▸ Material:
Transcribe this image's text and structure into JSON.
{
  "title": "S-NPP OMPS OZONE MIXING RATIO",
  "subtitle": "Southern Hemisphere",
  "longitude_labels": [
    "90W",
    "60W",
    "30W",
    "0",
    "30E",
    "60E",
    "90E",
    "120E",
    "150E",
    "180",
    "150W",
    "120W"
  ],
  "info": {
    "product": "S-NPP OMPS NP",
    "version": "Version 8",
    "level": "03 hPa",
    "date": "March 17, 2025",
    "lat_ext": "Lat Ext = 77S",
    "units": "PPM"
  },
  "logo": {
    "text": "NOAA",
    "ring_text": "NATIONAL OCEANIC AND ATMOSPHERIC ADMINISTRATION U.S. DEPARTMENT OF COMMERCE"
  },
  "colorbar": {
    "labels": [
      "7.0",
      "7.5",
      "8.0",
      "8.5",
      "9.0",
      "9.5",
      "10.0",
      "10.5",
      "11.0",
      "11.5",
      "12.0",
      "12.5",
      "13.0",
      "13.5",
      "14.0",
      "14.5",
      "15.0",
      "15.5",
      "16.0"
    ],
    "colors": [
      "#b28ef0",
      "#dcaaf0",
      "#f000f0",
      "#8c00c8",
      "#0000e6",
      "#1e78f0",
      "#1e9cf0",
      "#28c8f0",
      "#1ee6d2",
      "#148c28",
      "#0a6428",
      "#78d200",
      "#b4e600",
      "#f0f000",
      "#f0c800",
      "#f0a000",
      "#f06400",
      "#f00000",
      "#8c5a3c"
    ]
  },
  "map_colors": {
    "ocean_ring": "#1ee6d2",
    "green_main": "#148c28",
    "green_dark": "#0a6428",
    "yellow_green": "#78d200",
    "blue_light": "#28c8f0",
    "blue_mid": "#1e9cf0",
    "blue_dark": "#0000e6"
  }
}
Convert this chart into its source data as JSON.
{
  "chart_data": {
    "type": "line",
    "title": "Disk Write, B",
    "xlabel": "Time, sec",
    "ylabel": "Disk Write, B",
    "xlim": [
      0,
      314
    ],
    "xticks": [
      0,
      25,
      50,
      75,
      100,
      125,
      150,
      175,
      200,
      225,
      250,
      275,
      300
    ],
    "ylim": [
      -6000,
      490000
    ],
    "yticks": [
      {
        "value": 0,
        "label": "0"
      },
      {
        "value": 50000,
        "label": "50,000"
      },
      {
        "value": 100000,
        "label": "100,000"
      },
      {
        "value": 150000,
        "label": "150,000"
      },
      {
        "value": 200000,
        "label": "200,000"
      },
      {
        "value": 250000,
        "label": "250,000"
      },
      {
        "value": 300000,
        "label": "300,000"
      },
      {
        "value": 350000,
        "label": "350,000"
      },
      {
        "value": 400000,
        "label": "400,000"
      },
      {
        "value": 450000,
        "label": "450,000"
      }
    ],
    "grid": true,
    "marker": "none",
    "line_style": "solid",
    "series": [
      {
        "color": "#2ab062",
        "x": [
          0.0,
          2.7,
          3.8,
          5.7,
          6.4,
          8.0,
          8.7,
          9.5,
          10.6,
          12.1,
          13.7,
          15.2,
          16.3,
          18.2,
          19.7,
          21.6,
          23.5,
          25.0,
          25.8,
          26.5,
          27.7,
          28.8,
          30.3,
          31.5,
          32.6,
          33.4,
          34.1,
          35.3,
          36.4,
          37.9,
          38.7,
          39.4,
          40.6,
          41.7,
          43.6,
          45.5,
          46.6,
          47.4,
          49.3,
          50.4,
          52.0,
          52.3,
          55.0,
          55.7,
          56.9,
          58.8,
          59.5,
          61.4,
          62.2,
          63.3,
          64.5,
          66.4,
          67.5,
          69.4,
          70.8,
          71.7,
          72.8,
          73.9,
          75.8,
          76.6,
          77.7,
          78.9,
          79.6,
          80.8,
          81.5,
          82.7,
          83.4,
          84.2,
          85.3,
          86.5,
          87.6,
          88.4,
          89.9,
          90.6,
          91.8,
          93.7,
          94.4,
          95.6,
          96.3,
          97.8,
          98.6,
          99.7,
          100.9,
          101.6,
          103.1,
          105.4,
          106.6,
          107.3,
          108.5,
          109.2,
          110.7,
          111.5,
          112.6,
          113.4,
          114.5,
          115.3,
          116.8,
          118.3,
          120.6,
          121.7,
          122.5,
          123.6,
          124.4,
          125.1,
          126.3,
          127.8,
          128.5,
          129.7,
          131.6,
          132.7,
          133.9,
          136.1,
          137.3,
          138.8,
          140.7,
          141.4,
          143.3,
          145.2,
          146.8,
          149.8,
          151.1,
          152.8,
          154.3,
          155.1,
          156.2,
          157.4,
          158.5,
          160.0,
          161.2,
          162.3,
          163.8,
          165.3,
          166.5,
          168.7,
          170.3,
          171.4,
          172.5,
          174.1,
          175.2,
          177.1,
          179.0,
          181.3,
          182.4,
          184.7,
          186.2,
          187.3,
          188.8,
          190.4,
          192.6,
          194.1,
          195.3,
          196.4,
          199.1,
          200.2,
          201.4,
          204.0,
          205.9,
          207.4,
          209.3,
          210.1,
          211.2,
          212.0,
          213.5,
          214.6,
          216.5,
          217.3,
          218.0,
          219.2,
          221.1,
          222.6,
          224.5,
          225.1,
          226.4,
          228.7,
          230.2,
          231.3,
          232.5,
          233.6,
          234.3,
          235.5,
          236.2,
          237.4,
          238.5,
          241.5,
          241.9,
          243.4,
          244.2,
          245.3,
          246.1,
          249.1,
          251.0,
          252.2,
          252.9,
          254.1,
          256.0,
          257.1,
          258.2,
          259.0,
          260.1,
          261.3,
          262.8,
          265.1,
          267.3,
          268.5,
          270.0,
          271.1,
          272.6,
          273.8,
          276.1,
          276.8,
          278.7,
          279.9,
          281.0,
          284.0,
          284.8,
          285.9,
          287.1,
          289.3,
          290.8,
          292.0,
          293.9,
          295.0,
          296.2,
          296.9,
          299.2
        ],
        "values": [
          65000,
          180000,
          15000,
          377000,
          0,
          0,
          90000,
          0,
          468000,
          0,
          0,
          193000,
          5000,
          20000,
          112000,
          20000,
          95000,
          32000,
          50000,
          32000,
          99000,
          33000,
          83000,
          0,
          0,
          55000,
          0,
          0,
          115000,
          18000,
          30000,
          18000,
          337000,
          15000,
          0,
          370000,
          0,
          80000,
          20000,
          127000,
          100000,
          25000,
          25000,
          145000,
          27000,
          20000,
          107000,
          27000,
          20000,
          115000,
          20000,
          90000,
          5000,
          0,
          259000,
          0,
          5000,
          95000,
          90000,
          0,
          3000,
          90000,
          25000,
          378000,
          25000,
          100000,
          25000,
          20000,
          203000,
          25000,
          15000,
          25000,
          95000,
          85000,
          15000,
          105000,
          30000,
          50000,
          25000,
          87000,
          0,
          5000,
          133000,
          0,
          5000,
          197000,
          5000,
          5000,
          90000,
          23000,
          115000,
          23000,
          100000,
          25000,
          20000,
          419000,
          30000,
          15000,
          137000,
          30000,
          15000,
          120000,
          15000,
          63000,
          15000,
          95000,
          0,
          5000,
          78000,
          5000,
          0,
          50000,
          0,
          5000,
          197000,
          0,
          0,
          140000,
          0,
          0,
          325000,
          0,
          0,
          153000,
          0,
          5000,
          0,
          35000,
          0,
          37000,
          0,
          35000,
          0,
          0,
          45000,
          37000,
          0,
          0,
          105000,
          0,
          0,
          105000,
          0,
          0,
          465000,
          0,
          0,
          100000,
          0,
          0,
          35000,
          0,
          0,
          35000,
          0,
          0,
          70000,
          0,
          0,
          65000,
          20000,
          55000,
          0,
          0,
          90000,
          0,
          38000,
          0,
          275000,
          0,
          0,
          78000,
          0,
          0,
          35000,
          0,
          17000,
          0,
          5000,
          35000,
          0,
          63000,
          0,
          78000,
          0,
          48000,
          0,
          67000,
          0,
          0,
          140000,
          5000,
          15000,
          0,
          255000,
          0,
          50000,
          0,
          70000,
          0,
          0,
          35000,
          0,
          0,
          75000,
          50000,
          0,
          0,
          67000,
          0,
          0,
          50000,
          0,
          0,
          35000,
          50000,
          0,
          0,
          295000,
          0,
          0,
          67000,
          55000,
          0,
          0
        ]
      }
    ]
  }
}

▸ The exercise:
Copy every line from the records above that contains the word "this".

▸ Written reply:
Transcribe this image's text and structure into JSON.
Convert this chart into its source data as JSON.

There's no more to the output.